• INSTRUCTIONS TO FOLLOW
Revise the listing from its first line through the line containing "table-row: 音楽 bbox=[30, 317, 993, 354]", inclusive, so that "Solo emergenza" reads "Nessun servizio" throughout, and change nothing else.

• EXTRACTED ENTRIES
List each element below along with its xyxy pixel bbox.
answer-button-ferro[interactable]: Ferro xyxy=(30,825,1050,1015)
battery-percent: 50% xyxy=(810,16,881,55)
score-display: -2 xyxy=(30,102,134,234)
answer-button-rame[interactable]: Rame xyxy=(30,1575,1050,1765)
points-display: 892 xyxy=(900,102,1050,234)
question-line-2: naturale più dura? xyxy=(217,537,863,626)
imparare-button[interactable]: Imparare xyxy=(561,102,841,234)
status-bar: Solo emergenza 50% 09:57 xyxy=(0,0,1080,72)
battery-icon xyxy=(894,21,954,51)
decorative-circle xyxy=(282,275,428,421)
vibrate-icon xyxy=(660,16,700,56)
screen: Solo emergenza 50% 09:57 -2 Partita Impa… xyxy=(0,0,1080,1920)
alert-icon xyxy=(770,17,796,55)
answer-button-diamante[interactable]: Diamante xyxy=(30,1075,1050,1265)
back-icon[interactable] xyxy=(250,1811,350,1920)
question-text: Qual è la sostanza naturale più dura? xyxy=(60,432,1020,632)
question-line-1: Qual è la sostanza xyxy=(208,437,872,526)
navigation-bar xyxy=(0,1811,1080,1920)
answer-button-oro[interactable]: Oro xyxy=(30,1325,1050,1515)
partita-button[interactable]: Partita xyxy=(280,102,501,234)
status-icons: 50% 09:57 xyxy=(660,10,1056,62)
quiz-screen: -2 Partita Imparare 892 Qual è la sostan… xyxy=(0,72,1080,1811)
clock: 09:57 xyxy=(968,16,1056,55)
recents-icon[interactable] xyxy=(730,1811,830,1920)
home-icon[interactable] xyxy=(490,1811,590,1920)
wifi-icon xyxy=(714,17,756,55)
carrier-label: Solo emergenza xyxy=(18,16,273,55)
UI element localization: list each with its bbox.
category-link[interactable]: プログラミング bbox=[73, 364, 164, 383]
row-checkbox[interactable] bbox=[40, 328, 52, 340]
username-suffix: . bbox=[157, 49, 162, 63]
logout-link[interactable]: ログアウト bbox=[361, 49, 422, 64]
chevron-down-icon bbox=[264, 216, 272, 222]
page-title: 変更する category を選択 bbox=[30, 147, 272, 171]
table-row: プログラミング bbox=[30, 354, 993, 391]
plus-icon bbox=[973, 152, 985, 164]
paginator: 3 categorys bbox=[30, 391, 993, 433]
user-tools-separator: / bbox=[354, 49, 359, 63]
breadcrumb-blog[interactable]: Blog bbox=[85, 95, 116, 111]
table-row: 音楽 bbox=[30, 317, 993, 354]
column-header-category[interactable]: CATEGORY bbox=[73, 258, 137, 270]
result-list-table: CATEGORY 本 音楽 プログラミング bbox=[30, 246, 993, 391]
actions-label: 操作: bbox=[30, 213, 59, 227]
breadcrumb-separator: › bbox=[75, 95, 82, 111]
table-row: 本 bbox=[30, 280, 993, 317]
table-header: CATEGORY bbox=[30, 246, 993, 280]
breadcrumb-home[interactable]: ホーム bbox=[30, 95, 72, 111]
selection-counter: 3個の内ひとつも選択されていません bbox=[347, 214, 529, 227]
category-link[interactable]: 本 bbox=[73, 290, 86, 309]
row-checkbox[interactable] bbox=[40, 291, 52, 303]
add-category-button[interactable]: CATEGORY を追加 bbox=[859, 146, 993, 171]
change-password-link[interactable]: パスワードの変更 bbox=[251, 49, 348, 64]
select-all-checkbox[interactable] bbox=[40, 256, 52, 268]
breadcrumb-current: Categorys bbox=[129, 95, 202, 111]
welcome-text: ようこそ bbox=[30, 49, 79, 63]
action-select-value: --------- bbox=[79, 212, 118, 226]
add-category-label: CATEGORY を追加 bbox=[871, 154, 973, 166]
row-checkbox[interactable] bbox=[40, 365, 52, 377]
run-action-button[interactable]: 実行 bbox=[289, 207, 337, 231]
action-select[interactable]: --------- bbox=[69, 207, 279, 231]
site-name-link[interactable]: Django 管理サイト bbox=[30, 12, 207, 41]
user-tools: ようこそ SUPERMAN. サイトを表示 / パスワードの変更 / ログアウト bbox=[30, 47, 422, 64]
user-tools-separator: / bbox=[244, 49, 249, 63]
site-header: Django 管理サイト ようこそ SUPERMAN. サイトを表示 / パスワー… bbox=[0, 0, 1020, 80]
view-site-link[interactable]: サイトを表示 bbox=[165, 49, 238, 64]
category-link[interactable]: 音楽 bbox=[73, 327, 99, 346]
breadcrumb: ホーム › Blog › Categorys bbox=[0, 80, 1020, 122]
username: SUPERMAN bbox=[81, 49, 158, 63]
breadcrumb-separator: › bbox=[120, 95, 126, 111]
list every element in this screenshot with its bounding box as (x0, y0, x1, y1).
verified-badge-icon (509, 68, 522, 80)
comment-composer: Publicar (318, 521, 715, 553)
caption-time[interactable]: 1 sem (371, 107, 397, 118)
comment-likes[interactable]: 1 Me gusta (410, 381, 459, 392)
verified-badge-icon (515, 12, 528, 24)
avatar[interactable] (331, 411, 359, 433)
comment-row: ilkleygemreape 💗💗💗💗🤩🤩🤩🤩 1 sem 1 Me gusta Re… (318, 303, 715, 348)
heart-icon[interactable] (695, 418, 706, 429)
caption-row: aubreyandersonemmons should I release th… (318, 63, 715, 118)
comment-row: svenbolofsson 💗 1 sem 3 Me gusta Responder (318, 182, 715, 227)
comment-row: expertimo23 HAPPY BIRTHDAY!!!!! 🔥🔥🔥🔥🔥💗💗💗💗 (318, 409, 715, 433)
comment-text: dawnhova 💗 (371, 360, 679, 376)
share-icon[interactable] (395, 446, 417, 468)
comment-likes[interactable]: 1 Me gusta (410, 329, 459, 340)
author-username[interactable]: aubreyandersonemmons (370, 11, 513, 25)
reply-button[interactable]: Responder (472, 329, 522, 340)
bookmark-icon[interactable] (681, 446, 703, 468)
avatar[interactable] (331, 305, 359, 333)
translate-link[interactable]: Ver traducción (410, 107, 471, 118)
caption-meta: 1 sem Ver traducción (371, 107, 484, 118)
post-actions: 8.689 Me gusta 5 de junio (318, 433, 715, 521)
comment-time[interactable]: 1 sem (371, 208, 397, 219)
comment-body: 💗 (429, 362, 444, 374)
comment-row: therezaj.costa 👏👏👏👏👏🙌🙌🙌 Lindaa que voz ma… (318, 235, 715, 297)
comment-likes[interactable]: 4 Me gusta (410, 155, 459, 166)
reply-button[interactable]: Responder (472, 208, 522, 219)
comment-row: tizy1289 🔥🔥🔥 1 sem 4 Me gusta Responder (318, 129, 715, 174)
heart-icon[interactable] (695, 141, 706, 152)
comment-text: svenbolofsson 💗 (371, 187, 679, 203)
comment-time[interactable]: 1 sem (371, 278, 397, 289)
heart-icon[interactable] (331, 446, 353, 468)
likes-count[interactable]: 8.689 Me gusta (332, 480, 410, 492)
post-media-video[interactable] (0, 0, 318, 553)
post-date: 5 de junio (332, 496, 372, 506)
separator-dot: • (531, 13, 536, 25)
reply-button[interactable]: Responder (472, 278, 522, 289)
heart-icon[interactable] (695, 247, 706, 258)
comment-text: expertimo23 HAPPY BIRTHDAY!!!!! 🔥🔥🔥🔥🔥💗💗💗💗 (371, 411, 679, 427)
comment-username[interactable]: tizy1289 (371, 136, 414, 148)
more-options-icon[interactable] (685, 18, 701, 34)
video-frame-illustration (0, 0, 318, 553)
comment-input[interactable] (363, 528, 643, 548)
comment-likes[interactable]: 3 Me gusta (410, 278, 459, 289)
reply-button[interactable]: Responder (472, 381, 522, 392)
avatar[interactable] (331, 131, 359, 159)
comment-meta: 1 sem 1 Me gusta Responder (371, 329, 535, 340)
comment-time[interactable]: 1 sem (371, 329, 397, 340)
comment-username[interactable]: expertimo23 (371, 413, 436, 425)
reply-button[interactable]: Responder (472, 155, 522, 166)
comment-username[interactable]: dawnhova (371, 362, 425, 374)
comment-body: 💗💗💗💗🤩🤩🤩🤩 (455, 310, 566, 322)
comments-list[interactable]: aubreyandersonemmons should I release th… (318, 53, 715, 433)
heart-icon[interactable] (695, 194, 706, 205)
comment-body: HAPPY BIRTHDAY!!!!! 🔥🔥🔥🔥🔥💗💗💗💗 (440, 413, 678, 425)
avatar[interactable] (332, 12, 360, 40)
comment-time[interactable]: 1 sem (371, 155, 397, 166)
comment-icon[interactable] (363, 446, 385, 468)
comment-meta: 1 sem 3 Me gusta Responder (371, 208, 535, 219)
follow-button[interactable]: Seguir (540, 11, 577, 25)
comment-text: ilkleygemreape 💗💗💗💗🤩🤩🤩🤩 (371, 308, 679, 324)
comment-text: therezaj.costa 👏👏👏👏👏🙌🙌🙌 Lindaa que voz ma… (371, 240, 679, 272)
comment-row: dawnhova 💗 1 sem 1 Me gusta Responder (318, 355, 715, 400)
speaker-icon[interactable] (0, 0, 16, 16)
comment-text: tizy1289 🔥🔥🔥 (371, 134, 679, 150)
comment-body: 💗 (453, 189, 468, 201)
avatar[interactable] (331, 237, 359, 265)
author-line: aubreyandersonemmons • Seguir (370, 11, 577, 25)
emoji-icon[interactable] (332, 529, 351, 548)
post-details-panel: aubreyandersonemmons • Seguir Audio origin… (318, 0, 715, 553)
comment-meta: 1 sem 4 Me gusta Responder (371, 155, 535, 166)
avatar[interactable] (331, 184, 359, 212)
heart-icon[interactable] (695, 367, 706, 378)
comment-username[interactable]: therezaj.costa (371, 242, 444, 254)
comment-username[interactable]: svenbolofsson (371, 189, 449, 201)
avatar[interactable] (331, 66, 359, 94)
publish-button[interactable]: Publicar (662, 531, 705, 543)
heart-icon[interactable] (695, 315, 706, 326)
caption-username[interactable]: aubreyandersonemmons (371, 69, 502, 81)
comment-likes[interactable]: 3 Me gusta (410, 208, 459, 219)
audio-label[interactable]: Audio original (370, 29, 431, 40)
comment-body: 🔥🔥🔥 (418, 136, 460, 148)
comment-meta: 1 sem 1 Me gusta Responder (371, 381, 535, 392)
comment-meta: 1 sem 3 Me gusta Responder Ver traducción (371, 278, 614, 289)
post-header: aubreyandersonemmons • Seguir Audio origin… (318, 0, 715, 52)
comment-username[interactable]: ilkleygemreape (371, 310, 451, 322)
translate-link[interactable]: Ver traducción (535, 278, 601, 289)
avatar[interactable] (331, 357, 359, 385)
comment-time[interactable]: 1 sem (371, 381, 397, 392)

• WRITTEN ANSWER
List each element below along with its xyxy pixel bbox.
answer-button-ferro[interactable]: Ferro xyxy=(30,825,1050,1015)
battery-percent: 50% xyxy=(810,16,881,55)
score-display: -2 xyxy=(30,102,134,234)
answer-button-rame[interactable]: Rame xyxy=(30,1575,1050,1765)
points-display: 892 xyxy=(900,102,1050,234)
question-line-2: naturale più dura? xyxy=(217,537,863,626)
imparare-button[interactable]: Imparare xyxy=(561,102,841,234)
status-bar: Nessun servizio 50% 09:57 xyxy=(0,0,1080,72)
battery-icon xyxy=(894,21,954,51)
decorative-circle xyxy=(282,275,428,421)
vibrate-icon xyxy=(660,16,700,56)
screen: Nessun servizio 50% 09:57 -2 Partita Impa… xyxy=(0,0,1080,1920)
alert-icon xyxy=(770,17,796,55)
answer-button-diamante[interactable]: Diamante xyxy=(30,1075,1050,1265)
back-icon[interactable] xyxy=(250,1811,350,1920)
question-text: Qual è la sostanza naturale più dura? xyxy=(60,432,1020,632)
question-line-1: Qual è la sostanza xyxy=(208,437,872,526)
navigation-bar xyxy=(0,1811,1080,1920)
answer-button-oro[interactable]: Oro xyxy=(30,1325,1050,1515)
partita-button[interactable]: Partita xyxy=(280,102,501,234)
status-icons: 50% 09:57 xyxy=(660,10,1056,62)
quiz-screen: -2 Partita Imparare 892 Qual è la sostan… xyxy=(0,72,1080,1811)
clock: 09:57 xyxy=(968,16,1056,55)
recents-icon[interactable] xyxy=(730,1811,830,1920)
home-icon[interactable] xyxy=(490,1811,590,1920)
wifi-icon xyxy=(714,17,756,55)
carrier-label: Nessun servizio xyxy=(18,16,273,55)
UI element localization: list each with its bbox.
category-link[interactable]: プログラミング bbox=[73, 364, 164, 383]
row-checkbox[interactable] bbox=[40, 328, 52, 340]
username-suffix: . bbox=[157, 49, 162, 63]
logout-link[interactable]: ログアウト bbox=[361, 49, 422, 64]
chevron-down-icon bbox=[264, 216, 272, 222]
page-title: 変更する category を選択 bbox=[30, 147, 272, 171]
table-row: プログラミング bbox=[30, 354, 993, 391]
plus-icon bbox=[973, 152, 985, 164]
paginator: 3 categorys bbox=[30, 391, 993, 433]
user-tools-separator: / bbox=[354, 49, 359, 63]
breadcrumb-blog[interactable]: Blog bbox=[85, 95, 116, 111]
table-row: 音楽 bbox=[30, 317, 993, 354]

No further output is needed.